[Collected data entries]

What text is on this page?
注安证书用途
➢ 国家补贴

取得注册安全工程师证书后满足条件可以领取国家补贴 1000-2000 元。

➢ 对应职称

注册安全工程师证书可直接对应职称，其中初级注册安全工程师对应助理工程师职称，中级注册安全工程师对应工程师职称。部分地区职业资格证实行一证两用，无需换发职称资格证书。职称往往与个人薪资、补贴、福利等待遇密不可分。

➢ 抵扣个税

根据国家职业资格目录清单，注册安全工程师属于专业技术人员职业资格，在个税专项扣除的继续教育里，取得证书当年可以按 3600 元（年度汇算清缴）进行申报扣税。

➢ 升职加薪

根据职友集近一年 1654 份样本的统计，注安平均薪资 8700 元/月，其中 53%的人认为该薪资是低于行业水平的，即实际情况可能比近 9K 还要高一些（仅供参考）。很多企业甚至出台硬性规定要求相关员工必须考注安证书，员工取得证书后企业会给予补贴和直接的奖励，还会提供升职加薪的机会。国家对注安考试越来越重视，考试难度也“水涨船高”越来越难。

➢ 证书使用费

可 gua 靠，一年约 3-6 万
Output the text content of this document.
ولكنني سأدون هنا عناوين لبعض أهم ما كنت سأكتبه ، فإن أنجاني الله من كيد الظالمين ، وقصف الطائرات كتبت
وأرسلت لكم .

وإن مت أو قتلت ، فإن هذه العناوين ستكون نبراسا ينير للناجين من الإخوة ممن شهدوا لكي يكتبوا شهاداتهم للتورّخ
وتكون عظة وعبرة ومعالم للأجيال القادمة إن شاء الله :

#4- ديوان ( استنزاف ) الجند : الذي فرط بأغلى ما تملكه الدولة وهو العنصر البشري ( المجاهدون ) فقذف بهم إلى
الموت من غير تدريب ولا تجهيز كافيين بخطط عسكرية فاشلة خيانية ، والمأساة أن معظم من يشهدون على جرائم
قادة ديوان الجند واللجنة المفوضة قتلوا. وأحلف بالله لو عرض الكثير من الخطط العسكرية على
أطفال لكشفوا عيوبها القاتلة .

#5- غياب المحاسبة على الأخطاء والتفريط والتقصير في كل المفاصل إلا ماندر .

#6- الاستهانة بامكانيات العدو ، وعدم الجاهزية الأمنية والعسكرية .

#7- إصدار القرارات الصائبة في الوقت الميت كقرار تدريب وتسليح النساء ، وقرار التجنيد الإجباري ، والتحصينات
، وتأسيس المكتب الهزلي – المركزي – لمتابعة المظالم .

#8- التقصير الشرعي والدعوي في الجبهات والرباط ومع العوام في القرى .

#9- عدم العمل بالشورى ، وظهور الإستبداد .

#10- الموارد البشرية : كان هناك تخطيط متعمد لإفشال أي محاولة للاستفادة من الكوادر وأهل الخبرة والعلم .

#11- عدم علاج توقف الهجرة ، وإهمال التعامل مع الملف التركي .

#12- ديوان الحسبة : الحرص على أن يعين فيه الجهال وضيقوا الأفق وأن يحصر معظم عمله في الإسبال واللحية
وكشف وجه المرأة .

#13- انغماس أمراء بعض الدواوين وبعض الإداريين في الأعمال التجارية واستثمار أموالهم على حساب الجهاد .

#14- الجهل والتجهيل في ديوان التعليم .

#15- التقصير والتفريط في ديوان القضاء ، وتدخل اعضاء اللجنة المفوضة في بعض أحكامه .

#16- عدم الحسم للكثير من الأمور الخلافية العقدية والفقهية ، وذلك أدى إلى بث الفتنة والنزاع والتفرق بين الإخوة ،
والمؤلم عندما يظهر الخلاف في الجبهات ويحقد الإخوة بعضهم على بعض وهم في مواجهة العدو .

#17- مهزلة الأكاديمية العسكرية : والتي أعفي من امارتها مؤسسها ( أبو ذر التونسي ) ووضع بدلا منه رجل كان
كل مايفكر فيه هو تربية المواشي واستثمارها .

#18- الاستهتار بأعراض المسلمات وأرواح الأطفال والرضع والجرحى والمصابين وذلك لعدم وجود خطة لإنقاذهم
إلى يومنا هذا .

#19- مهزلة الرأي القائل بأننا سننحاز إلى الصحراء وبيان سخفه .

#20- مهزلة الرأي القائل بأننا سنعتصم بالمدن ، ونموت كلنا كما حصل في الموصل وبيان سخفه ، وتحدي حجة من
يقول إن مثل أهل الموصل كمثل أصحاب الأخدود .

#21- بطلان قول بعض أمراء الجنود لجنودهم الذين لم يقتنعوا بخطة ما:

▸ **What the exercise asks**: Repeat the data above exactly.

▸ **Completed exercise**:
What text is on this page?
注安证书用途
➢ 国家补贴

取得注册安全工程师证书后满足条件可以领取国家补贴 1000-2000 元。

➢ 对应职称

注册安全工程师证书可直接对应职称，其中初级注册安全工程师对应助理工程师职称，中级注册安全工程师对应工程师职称。部分地区职业资格证实行一证两用，无需换发职称资格证书。职称往往与个人薪资、补贴、福利等待遇密不可分。

➢ 抵扣个税

根据国家职业资格目录清单，注册安全工程师属于专业技术人员职业资格，在个税专项扣除的继续教育里，取得证书当年可以按 3600 元（年度汇算清缴）进行申报扣税。

➢ 升职加薪

根据职友集近一年 1654 份样本的统计，注安平均薪资 8700 元/月，其中 53%的人认为该薪资是低于行业水平的，即实际情况可能比近 9K 还要高一些（仅供参考）。很多企业甚至出台硬性规定要求相关员工必须考注安证书，员工取得证书后企业会给予补贴和直接的奖励，还会提供升职加薪的机会。国家对注安考试越来越重视，考试难度也“水涨船高”越来越难。

➢ 证书使用费

可 gua 靠，一年约 3-6 万
Output the text content of this document.
ولكنني سأدون هنا عناوين لبعض أهم ما كنت سأكتبه ، فإن أنجاني الله من كيد الظالمين ، وقصف الطائرات كتبت
وأرسلت لكم .

وإن مت أو قتلت ، فإن هذه العناوين ستكون نبراسا ينير للناجين من الإخوة ممن شهدوا لكي يكتبوا شهاداتهم للتورّخ
وتكون عظة وعبرة ومعالم للأجيال القادمة إن شاء الله :

#4- ديوان ( استنزاف ) الجند : الذي فرط بأغلى ما تملكه الدولة وهو العنصر البشري ( المجاهدون ) فقذف بهم إلى
الموت من غير تدريب ولا تجهيز كافيين بخطط عسكرية فاشلة خيانية ، والمأساة أن معظم من يشهدون على جرائم
قادة ديوان الجند واللجنة المفوضة قتلوا. وأحلف بالله لو عرض الكثير من الخطط العسكرية على
أطفال لكشفوا عيوبها القاتلة .

#5- غياب المحاسبة على الأخطاء والتفريط والتقصير في كل المفاصل إلا ماندر .

#6- الاستهانة بامكانيات العدو ، وعدم الجاهزية الأمنية والعسكرية .

#7- إصدار القرارات الصائبة في الوقت الميت كقرار تدريب وتسليح النساء ، وقرار التجنيد الإجباري ، والتحصينات
، وتأسيس المكتب الهزلي – المركزي – لمتابعة المظالم .

#8- التقصير الشرعي والدعوي في الجبهات والرباط ومع العوام في القرى .

#9- عدم العمل بالشورى ، وظهور الإستبداد .

#10- الموارد البشرية : كان هناك تخطيط متعمد لإفشال أي محاولة للاستفادة من الكوادر وأهل الخبرة والعلم .

#11- عدم علاج توقف الهجرة ، وإهمال التعامل مع الملف التركي .

#12- ديوان الحسبة : الحرص على أن يعين فيه الجهال وضيقوا الأفق وأن يحصر معظم عمله في الإسبال واللحية
وكشف وجه المرأة .

#13- انغماس أمراء بعض الدواوين وبعض الإداريين في الأعمال التجارية واستثمار أموالهم على حساب الجهاد .

#14- الجهل والتجهيل في ديوان التعليم .

#15- التقصير والتفريط في ديوان القضاء ، وتدخل اعضاء اللجنة المفوضة في بعض أحكامه .

#16- عدم الحسم للكثير من الأمور الخلافية العقدية والفقهية ، وذلك أدى إلى بث الفتنة والنزاع والتفرق بين الإخوة ،
والمؤلم عندما يظهر الخلاف في الجبهات ويحقد الإخوة بعضهم على بعض وهم في مواجهة العدو .

#17- مهزلة الأكاديمية العسكرية : والتي أعفي من امارتها مؤسسها ( أبو ذر التونسي ) ووضع بدلا منه رجل كان
كل مايفكر فيه هو تربية المواشي واستثمارها .

#18- الاستهتار بأعراض المسلمات وأرواح الأطفال والرضع والجرحى والمصابين وذلك لعدم وجود خطة لإنقاذهم
إلى يومنا هذا .

#19- مهزلة الرأي القائل بأننا سننحاز إلى الصحراء وبيان سخفه .

#20- مهزلة الرأي القائل بأننا سنعتصم بالمدن ، ونموت كلنا كما حصل في الموصل وبيان سخفه ، وتحدي حجة من
يقول إن مثل أهل الموصل كمثل أصحاب الأخدود .

#21- بطلان قول بعض أمراء الجنود لجنودهم الذين لم يقتنعوا بخطة ما:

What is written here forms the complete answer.